■ WHAT TO WORK ON ■
Every record must appear in your copy exactly as written, with no pictures.

■ PROVIDED RECORDS ■
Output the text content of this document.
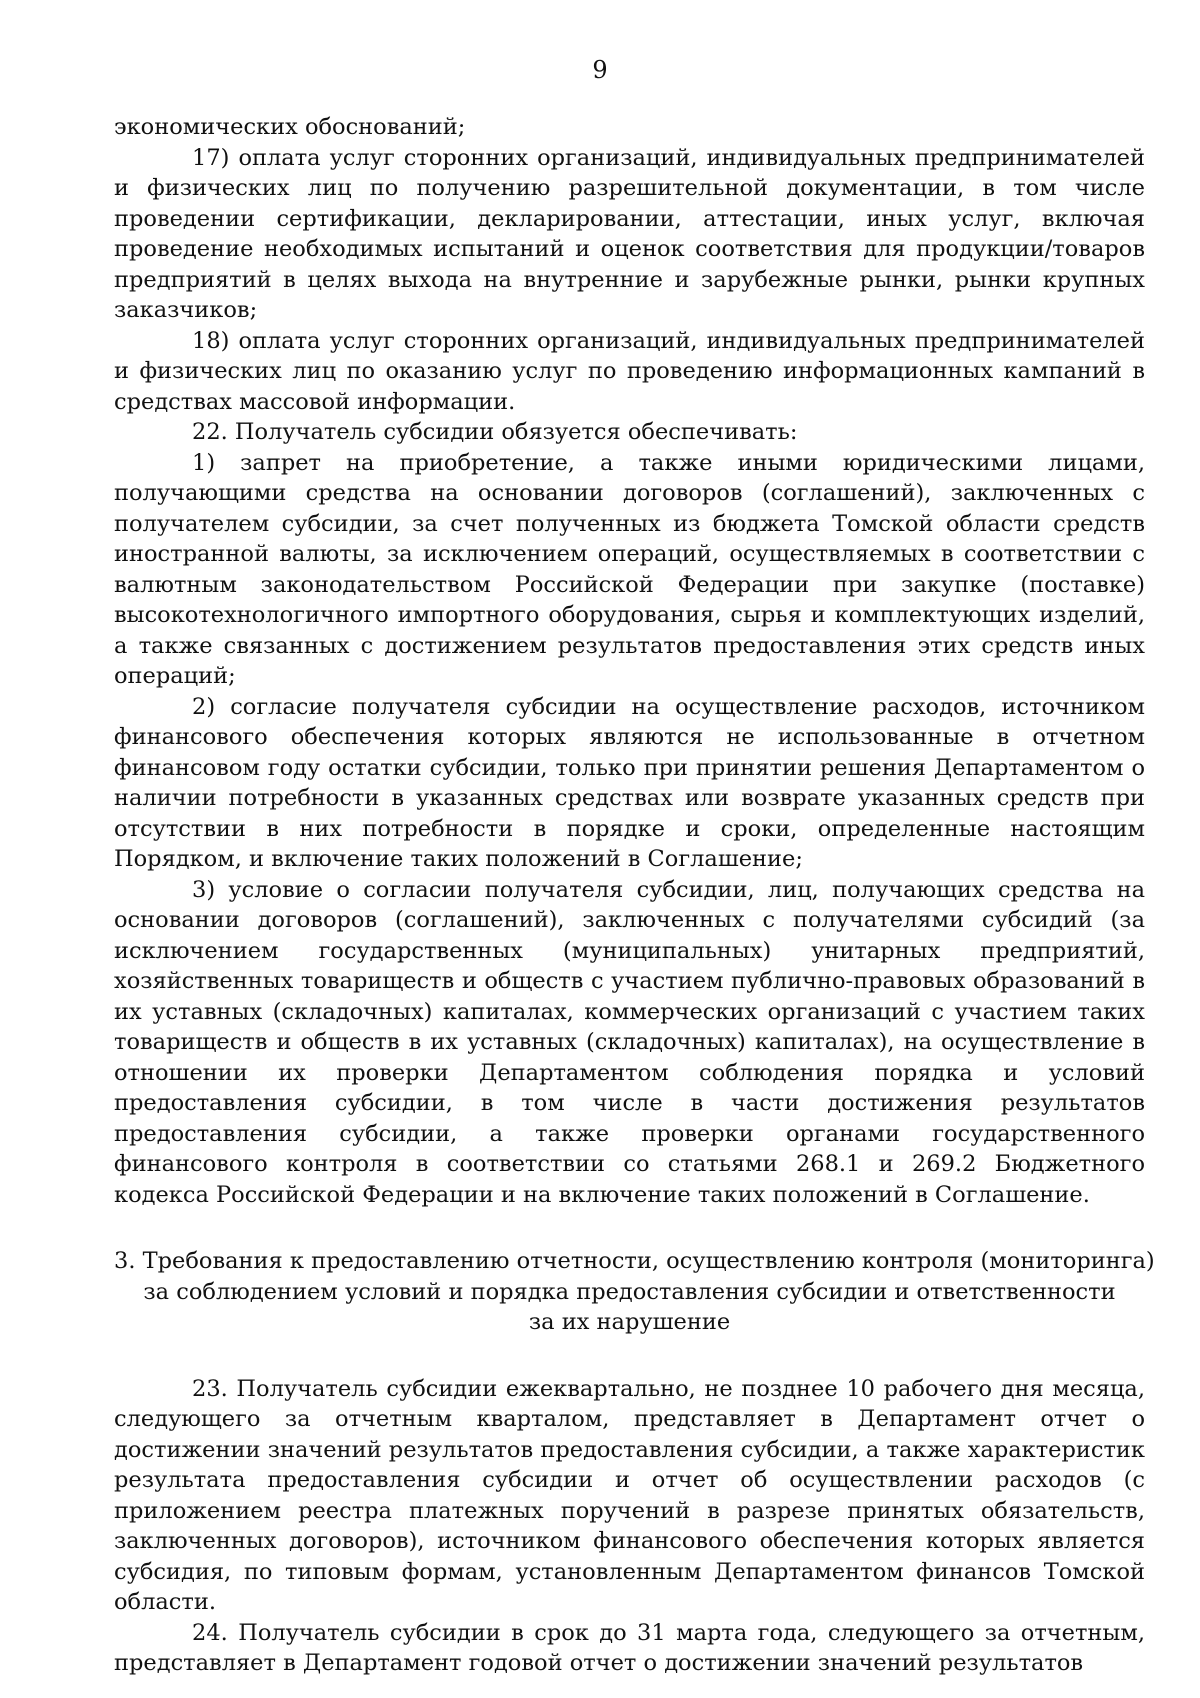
9

экономических обоснований;

17) оплата услуг сторонних организаций, индивидуальных предпринимателей и физических лиц по получению разрешительной документации, в том числе проведении сертификации, декларировании, аттестации, иных услуг, включая проведение необходимых испытаний и оценок соответствия для продукции/товаров предприятий в целях выхода на внутренние и зарубежные рынки, рынки крупных заказчиков;

18) оплата услуг сторонних организаций, индивидуальных предпринимателей и физических лиц по оказанию услуг по проведению информационных кампаний в средствах массовой информации.

22. Получатель субсидии обязуется обеспечивать:

1) запрет на приобретение, а также иными юридическими лицами, получающими средства на основании договоров (соглашений), заключенных с получателем субсидии, за счет полученных из бюджета Томской области средств иностранной валюты, за исключением операций, осуществляемых в соответствии с валютным законодательством Российской Федерации при закупке (поставке) высокотехнологичного импортного оборудования, сырья и комплектующих изделий, а также связанных с достижением результатов предоставления этих средств иных операций;

2) согласие получателя субсидии на осуществление расходов, источником финансового обеспечения которых являются не использованные в отчетном финансовом году остатки субсидии, только при принятии решения Департаментом о наличии потребности в указанных средствах или возврате указанных средств при отсутствии в них потребности в порядке и сроки, определенные настоящим Порядком, и включение таких положений в Соглашение;

3) условие о согласии получателя субсидии, лиц, получающих средства на основании договоров (соглашений), заключенных с получателями субсидий (за исключением государственных (муниципальных) унитарных предприятий, хозяйственных товариществ и обществ с участием публично-правовых образований в их уставных (складочных) капиталах, коммерческих организаций с участием таких товариществ и обществ в их уставных (складочных) капиталах), на осуществление в отношении их проверки Департаментом соблюдения порядка и условий предоставления субсидии, в том числе в части достижения результатов предоставления субсидии, а также проверки органами государственного финансового контроля в соответствии со статьями 268.1 и 269.2 Бюджетного кодекса Российской Федерации и на включение таких положений в Соглашение.

3. Требования к предоставлению отчетности, осуществлению контроля (мониторинга)
за соблюдением условий и порядка предоставления субсидии и ответственности
за их нарушение

23. Получатель субсидии ежеквартально, не позднее 10 рабочего дня месяца, следующего за отчетным кварталом, представляет в Департамент отчет о достижении значений результатов предоставления субсидии, а также характеристик результата предоставления субсидии и отчет об осуществлении расходов (с приложением реестра платежных поручений в разрезе принятых обязательств, заключенных договоров), источником финансового обеспечения которых является субсидия, по типовым формам, установленным Департаментом финансов Томской области.

24. Получатель субсидии в срок до 31 марта года, следующего за отчетным, представляет в Департамент годовой отчет о достижении значений результатов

■ ANSWER TO THIS PROBLEM ■
Output the text content of this document.
9

экономических обоснований;

17) оплата услуг сторонних организаций, индивидуальных предпринимателей и физических лиц по получению разрешительной документации, в том числе проведении сертификации, декларировании, аттестации, иных услуг, включая проведение необходимых испытаний и оценок соответствия для продукции/товаров предприятий в целях выхода на внутренние и зарубежные рынки, рынки крупных заказчиков;

18) оплата услуг сторонних организаций, индивидуальных предпринимателей и физических лиц по оказанию услуг по проведению информационных кампаний в средствах массовой информации.

22. Получатель субсидии обязуется обеспечивать:

1) запрет на приобретение, а также иными юридическими лицами, получающими средства на основании договоров (соглашений), заключенных с получателем субсидии, за счет полученных из бюджета Томской области средств иностранной валюты, за исключением операций, осуществляемых в соответствии с валютным законодательством Российской Федерации при закупке (поставке) высокотехнологичного импортного оборудования, сырья и комплектующих изделий, а также связанных с достижением результатов предоставления этих средств иных операций;

2) согласие получателя субсидии на осуществление расходов, источником финансового обеспечения которых являются не использованные в отчетном финансовом году остатки субсидии, только при принятии решения Департаментом о наличии потребности в указанных средствах или возврате указанных средств при отсутствии в них потребности в порядке и сроки, определенные настоящим Порядком, и включение таких положений в Соглашение;

3) условие о согласии получателя субсидии, лиц, получающих средства на основании договоров (соглашений), заключенных с получателями субсидий (за исключением государственных (муниципальных) унитарных предприятий, хозяйственных товариществ и обществ с участием публично-правовых образований в их уставных (складочных) капиталах, коммерческих организаций с участием таких товариществ и обществ в их уставных (складочных) капиталах), на осуществление в отношении их проверки Департаментом соблюдения порядка и условий предоставления субсидии, в том числе в части достижения результатов предоставления субсидии, а также проверки органами государственного финансового контроля в соответствии со статьями 268.1 и 269.2 Бюджетного кодекса Российской Федерации и на включение таких положений в Соглашение.

3. Требования к предоставлению отчетности, осуществлению контроля (мониторинга)
за соблюдением условий и порядка предоставления субсидии и ответственности
за их нарушение

23. Получатель субсидии ежеквартально, не позднее 10 рабочего дня месяца, следующего за отчетным кварталом, представляет в Департамент отчет о достижении значений результатов предоставления субсидии, а также характеристик результата предоставления субсидии и отчет об осуществлении расходов (с приложением реестра платежных поручений в разрезе принятых обязательств, заключенных договоров), источником финансового обеспечения которых является субсидия, по типовым формам, установленным Департаментом финансов Томской области.

24. Получатель субсидии в срок до 31 марта года, следующего за отчетным, представляет в Департамент годовой отчет о достижении значений результатов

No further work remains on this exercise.